Pull every line containing the word "value" from the records.

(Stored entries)
■ ■ ■
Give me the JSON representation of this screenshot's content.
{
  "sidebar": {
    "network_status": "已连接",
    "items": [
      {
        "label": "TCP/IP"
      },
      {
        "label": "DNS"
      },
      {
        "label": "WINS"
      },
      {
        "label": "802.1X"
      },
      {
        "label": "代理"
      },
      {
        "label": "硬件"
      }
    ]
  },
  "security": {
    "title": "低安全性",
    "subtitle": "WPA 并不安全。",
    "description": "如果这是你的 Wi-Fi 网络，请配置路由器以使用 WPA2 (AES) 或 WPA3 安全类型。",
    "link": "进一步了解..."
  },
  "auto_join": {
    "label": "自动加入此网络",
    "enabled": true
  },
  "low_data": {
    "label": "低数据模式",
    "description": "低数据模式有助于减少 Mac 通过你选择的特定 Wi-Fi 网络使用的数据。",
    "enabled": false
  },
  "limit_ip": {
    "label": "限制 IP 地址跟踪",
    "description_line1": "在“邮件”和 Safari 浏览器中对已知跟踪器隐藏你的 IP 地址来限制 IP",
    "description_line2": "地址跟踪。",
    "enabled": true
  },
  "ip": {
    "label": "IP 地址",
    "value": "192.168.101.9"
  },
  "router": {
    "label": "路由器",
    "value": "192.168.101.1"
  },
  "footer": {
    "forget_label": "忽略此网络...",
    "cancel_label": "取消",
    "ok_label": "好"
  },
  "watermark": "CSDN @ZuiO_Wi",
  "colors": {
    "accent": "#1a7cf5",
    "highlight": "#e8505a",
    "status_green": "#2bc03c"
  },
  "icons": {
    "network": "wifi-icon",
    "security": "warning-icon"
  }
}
■ ■ ■
# [Result below]
    "value": "192.168.101.9"
    "value": "192.168.101.1"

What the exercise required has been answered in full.